§ **WHAT YOU NEED TO DO**
Set down the full listing exactly, character for character.

§ **DATA SHOWN**
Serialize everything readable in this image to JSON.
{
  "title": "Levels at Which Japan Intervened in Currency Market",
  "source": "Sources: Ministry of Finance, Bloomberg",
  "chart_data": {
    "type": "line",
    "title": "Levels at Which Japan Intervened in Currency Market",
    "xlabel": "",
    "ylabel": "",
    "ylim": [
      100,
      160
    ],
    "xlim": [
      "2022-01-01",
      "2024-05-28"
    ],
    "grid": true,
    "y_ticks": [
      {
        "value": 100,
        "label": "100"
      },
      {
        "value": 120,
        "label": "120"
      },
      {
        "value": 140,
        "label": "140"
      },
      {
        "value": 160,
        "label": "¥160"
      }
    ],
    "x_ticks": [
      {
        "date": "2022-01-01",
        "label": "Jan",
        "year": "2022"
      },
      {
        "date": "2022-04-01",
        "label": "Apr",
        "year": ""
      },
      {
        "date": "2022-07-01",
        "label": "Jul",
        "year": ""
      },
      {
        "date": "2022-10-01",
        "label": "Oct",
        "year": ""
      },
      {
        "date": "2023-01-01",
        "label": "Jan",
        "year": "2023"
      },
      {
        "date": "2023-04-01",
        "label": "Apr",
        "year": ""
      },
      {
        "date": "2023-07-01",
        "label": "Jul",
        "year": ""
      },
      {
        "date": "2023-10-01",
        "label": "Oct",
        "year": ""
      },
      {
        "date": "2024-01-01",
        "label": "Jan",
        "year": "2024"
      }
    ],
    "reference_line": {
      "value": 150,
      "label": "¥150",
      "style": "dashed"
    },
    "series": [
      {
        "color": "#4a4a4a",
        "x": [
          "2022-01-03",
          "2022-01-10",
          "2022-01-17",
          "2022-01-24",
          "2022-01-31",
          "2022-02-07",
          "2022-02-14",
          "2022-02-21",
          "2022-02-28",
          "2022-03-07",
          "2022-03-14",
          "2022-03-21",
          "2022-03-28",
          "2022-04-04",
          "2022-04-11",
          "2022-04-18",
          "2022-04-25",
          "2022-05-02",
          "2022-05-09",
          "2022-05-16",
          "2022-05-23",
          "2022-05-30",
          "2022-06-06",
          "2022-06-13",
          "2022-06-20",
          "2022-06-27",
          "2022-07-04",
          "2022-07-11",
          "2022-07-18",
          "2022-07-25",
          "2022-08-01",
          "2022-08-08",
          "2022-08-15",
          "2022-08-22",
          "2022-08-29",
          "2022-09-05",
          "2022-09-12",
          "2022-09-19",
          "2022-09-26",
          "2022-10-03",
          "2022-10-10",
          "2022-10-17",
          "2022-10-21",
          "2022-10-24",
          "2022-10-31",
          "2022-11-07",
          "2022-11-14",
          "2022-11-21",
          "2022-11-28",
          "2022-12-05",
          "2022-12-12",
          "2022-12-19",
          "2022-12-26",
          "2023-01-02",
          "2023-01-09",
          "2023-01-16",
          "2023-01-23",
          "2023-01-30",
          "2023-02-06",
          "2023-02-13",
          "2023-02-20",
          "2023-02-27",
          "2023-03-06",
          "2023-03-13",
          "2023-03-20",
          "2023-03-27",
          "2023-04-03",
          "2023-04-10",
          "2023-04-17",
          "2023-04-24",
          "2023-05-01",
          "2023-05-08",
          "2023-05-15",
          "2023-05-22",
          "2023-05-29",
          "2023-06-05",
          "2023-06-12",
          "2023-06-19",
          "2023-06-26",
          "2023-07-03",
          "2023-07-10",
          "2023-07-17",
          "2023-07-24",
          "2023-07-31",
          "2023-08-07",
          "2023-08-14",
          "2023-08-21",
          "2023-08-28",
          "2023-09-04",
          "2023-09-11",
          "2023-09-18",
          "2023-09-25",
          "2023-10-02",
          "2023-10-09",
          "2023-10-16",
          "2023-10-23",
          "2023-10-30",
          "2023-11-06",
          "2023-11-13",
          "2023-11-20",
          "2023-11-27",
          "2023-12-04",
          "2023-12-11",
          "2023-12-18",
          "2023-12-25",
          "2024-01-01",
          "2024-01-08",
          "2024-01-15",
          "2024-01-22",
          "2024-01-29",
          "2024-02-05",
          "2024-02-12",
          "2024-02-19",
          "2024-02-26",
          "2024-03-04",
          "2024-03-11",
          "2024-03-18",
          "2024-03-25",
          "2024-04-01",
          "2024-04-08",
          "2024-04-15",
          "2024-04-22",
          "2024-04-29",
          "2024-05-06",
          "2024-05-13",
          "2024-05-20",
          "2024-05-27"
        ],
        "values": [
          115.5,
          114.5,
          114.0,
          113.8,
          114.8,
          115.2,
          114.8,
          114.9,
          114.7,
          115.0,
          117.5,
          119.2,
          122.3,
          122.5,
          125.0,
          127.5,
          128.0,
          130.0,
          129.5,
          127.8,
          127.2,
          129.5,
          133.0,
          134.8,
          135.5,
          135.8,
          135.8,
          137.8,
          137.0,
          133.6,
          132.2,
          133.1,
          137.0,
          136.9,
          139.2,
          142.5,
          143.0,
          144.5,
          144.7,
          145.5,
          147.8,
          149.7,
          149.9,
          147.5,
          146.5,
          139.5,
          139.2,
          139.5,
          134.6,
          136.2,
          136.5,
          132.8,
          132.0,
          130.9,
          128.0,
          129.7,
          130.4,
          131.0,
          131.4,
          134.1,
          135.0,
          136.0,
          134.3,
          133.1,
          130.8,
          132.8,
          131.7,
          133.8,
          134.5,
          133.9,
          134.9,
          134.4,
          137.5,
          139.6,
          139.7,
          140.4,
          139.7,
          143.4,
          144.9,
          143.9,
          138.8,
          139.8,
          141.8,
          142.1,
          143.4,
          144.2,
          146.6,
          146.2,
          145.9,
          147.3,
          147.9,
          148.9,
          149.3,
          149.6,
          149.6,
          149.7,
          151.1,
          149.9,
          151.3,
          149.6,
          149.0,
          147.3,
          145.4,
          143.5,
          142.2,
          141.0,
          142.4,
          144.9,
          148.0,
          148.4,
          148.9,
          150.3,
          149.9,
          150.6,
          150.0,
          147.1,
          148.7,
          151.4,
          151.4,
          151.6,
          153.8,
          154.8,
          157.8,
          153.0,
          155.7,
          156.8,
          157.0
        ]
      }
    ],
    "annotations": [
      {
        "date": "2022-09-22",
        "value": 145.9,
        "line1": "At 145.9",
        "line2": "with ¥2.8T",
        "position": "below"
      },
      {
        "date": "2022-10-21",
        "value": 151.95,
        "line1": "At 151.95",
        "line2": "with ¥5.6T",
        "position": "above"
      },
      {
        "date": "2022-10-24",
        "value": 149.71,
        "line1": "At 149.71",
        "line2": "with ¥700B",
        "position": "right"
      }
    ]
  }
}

§ **COMPLETE RESPONSE**
Serialize everything readable in this image to JSON.
{
  "title": "Levels at Which Japan Intervened in Currency Market",
  "source": "Sources: Ministry of Finance, Bloomberg",
  "chart_data": {
    "type": "line",
    "title": "Levels at Which Japan Intervened in Currency Market",
    "xlabel": "",
    "ylabel": "",
    "ylim": [
      100,
      160
    ],
    "xlim": [
      "2022-01-01",
      "2024-05-28"
    ],
    "grid": true,
    "y_ticks": [
      {
        "value": 100,
        "label": "100"
      },
      {
        "value": 120,
        "label": "120"
      },
      {
        "value": 140,
        "label": "140"
      },
      {
        "value": 160,
        "label": "¥160"
      }
    ],
    "x_ticks": [
      {
        "date": "2022-01-01",
        "label": "Jan",
        "year": "2022"
      },
      {
        "date": "2022-04-01",
        "label": "Apr",
        "year": ""
      },
      {
        "date": "2022-07-01",
        "label": "Jul",
        "year": ""
      },
      {
        "date": "2022-10-01",
        "label": "Oct",
        "year": ""
      },
      {
        "date": "2023-01-01",
        "label": "Jan",
        "year": "2023"
      },
      {
        "date": "2023-04-01",
        "label": "Apr",
        "year": ""
      },
      {
        "date": "2023-07-01",
        "label": "Jul",
        "year": ""
      },
      {
        "date": "2023-10-01",
        "label": "Oct",
        "year": ""
      },
      {
        "date": "2024-01-01",
        "label": "Jan",
        "year": "2024"
      }
    ],
    "reference_line": {
      "value": 150,
      "label": "¥150",
      "style": "dashed"
    },
    "series": [
      {
        "color": "#4a4a4a",
        "x": [
          "2022-01-03",
          "2022-01-10",
          "2022-01-17",
          "2022-01-24",
          "2022-01-31",
          "2022-02-07",
          "2022-02-14",
          "2022-02-21",
          "2022-02-28",
          "2022-03-07",
          "2022-03-14",
          "2022-03-21",
          "2022-03-28",
          "2022-04-04",
          "2022-04-11",
          "2022-04-18",
          "2022-04-25",
          "2022-05-02",
          "2022-05-09",
          "2022-05-16",
          "2022-05-23",
          "2022-05-30",
          "2022-06-06",
          "2022-06-13",
          "2022-06-20",
          "2022-06-27",
          "2022-07-04",
          "2022-07-11",
          "2022-07-18",
          "2022-07-25",
          "2022-08-01",
          "2022-08-08",
          "2022-08-15",
          "2022-08-22",
          "2022-08-29",
          "2022-09-05",
          "2022-09-12",
          "2022-09-19",
          "2022-09-26",
          "2022-10-03",
          "2022-10-10",
          "2022-10-17",
          "2022-10-21",
          "2022-10-24",
          "2022-10-31",
          "2022-11-07",
          "2022-11-14",
          "2022-11-21",
          "2022-11-28",
          "2022-12-05",
          "2022-12-12",
          "2022-12-19",
          "2022-12-26",
          "2023-01-02",
          "2023-01-09",
          "2023-01-16",
          "2023-01-23",
          "2023-01-30",
          "2023-02-06",
          "2023-02-13",
          "2023-02-20",
          "2023-02-27",
          "2023-03-06",
          "2023-03-13",
          "2023-03-20",
          "2023-03-27",
          "2023-04-03",
          "2023-04-10",
          "2023-04-17",
          "2023-04-24",
          "2023-05-01",
          "2023-05-08",
          "2023-05-15",
          "2023-05-22",
          "2023-05-29",
          "2023-06-05",
          "2023-06-12",
          "2023-06-19",
          "2023-06-26",
          "2023-07-03",
          "2023-07-10",
          "2023-07-17",
          "2023-07-24",
          "2023-07-31",
          "2023-08-07",
          "2023-08-14",
          "2023-08-21",
          "2023-08-28",
          "2023-09-04",
          "2023-09-11",
          "2023-09-18",
          "2023-09-25",
          "2023-10-02",
          "2023-10-09",
          "2023-10-16",
          "2023-10-23",
          "2023-10-30",
          "2023-11-06",
          "2023-11-13",
          "2023-11-20",
          "2023-11-27",
          "2023-12-04",
          "2023-12-11",
          "2023-12-18",
          "2023-12-25",
          "2024-01-01",
          "2024-01-08",
          "2024-01-15",
          "2024-01-22",
          "2024-01-29",
          "2024-02-05",
          "2024-02-12",
          "2024-02-19",
          "2024-02-26",
          "2024-03-04",
          "2024-03-11",
          "2024-03-18",
          "2024-03-25",
          "2024-04-01",
          "2024-04-08",
          "2024-04-15",
          "2024-04-22",
          "2024-04-29",
          "2024-05-06",
          "2024-05-13",
          "2024-05-20",
          "2024-05-27"
        ],
        "values": [
          115.5,
          114.5,
          114.0,
          113.8,
          114.8,
          115.2,
          114.8,
          114.9,
          114.7,
          115.0,
          117.5,
          119.2,
          122.3,
          122.5,
          125.0,
          127.5,
          128.0,
          130.0,
          129.5,
          127.8,
          127.2,
          129.5,
          133.0,
          134.8,
          135.5,
          135.8,
          135.8,
          137.8,
          137.0,
          133.6,
          132.2,
          133.1,
          137.0,
          136.9,
          139.2,
          142.5,
          143.0,
          144.5,
          144.7,
          145.5,
          147.8,
          149.7,
          149.9,
          147.5,
          146.5,
          139.5,
          139.2,
          139.5,
          134.6,
          136.2,
          136.5,
          132.8,
          132.0,
          130.9,
          128.0,
          129.7,
          130.4,
          131.0,
          131.4,
          134.1,
          135.0,
          136.0,
          134.3,
          133.1,
          130.8,
          132.8,
          131.7,
          133.8,
          134.5,
          133.9,
          134.9,
          134.4,
          137.5,
          139.6,
          139.7,
          140.4,
          139.7,
          143.4,
          144.9,
          143.9,
          138.8,
          139.8,
          141.8,
          142.1,
          143.4,
          144.2,
          146.6,
          146.2,
          145.9,
          147.3,
          147.9,
          148.9,
          149.3,
          149.6,
          149.6,
          149.7,
          151.1,
          149.9,
          151.3,
          149.6,
          149.0,
          147.3,
          145.4,
          143.5,
          142.2,
          141.0,
          142.4,
          144.9,
          148.0,
          148.4,
          148.9,
          150.3,
          149.9,
          150.6,
          150.0,
          147.1,
          148.7,
          151.4,
          151.4,
          151.6,
          153.8,
          154.8,
          157.8,
          153.0,
          155.7,
          156.8,
          157.0
        ]
      }
    ],
    "annotations": [
      {
        "date": "2022-09-22",
        "value": 145.9,
        "line1": "At 145.9",
        "line2": "with ¥2.8T",
        "position": "below"
      },
      {
        "date": "2022-10-21",
        "value": 151.95,
        "line1": "At 151.95",
        "line2": "with ¥5.6T",
        "position": "above"
      },
      {
        "date": "2022-10-24",
        "value": 149.71,
        "line1": "At 149.71",
        "line2": "with ¥700B",
        "position": "right"
      }
    ]
  }
}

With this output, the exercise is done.